=== PROBLEM TO WORK ON ===
Determine how many lines include the string "Deposit". Output that number only.

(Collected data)
--------------------

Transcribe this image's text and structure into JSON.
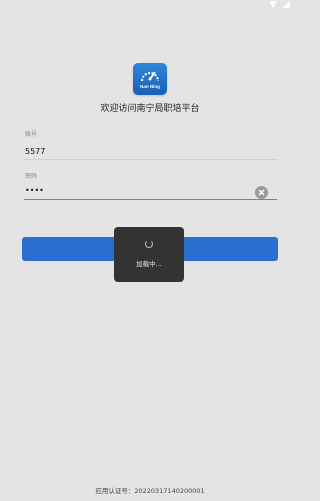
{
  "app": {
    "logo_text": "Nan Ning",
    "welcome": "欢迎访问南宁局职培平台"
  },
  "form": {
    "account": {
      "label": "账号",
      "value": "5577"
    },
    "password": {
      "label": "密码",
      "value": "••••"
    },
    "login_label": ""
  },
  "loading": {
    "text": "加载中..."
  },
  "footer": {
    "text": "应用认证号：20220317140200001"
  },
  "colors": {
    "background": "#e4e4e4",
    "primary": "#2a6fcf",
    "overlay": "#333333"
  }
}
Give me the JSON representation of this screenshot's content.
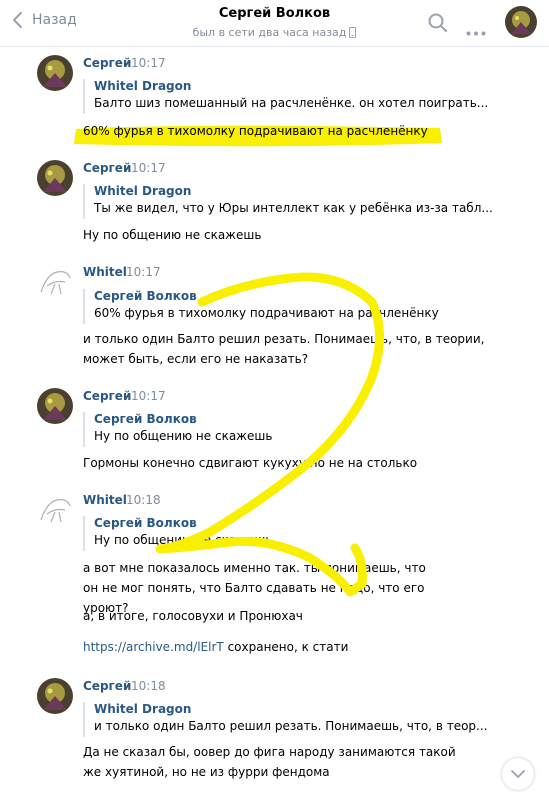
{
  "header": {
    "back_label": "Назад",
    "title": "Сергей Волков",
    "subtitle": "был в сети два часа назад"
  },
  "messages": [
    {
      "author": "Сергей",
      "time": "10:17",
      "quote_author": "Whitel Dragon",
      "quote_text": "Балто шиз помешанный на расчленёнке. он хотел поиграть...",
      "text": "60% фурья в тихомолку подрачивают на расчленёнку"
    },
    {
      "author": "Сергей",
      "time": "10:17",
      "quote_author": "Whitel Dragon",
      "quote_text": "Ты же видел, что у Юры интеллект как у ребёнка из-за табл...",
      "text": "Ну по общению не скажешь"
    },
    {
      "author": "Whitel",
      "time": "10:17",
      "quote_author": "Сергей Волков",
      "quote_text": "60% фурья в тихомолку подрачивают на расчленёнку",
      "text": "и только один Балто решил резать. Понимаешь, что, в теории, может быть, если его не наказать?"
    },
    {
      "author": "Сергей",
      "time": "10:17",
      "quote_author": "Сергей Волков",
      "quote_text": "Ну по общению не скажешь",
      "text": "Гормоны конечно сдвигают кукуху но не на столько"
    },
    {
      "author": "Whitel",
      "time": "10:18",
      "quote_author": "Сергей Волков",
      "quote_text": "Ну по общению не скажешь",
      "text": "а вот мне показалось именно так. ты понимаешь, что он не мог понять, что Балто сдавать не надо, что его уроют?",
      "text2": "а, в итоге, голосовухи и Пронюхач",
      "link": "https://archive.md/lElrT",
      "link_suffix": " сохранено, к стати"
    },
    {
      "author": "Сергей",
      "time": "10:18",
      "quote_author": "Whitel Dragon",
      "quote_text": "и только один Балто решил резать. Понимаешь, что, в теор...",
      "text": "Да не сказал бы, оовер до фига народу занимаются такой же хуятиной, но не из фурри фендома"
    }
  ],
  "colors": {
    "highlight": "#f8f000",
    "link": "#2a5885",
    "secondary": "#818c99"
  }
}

--------------------

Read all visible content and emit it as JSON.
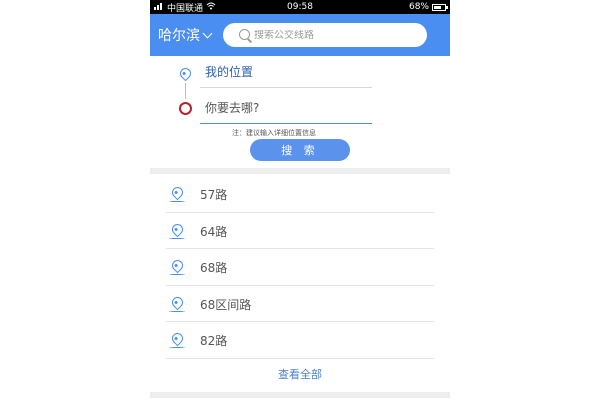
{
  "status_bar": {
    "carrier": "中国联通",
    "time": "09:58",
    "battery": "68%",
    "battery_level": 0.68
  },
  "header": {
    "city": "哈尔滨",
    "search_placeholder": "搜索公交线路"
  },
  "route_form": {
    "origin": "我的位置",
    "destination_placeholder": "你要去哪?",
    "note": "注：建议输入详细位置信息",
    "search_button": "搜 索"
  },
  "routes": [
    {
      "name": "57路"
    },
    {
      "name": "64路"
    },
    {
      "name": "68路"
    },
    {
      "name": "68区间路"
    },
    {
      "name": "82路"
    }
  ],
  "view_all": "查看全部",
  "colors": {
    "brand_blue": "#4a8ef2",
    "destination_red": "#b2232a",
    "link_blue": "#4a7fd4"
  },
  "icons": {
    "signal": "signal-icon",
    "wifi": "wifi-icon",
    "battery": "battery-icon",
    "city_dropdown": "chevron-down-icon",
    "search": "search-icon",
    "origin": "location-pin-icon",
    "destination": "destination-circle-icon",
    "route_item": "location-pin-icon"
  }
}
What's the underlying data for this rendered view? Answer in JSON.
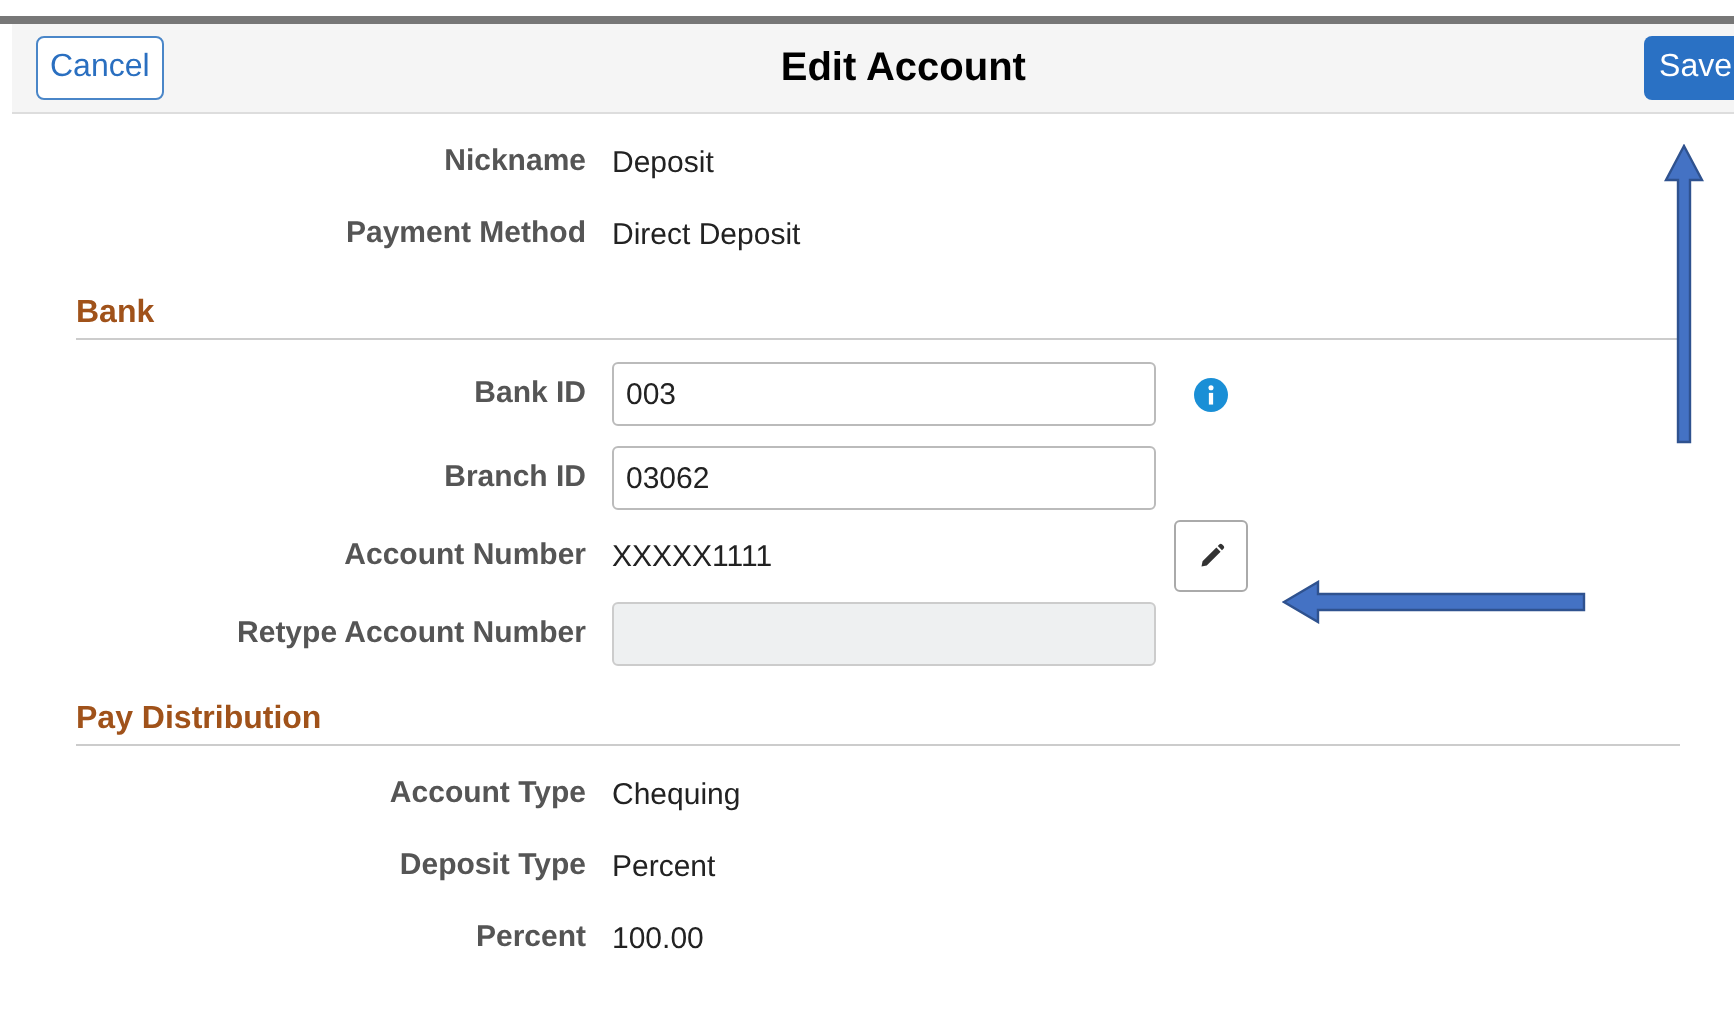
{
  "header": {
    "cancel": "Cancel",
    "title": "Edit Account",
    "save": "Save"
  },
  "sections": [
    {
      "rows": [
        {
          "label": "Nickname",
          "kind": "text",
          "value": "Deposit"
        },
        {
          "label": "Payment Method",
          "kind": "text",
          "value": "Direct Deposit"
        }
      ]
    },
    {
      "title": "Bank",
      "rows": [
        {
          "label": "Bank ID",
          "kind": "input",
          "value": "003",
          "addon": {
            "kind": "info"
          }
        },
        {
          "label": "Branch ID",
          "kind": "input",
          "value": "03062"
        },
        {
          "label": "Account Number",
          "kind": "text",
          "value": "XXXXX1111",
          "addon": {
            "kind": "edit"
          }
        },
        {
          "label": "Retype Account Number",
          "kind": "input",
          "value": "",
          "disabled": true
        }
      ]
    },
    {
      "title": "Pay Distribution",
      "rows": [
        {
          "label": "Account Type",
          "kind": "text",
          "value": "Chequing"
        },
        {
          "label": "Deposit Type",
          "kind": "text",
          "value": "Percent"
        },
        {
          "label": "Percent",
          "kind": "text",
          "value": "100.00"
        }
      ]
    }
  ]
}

--------------------

=== EXERCISE SOLUTION ===
3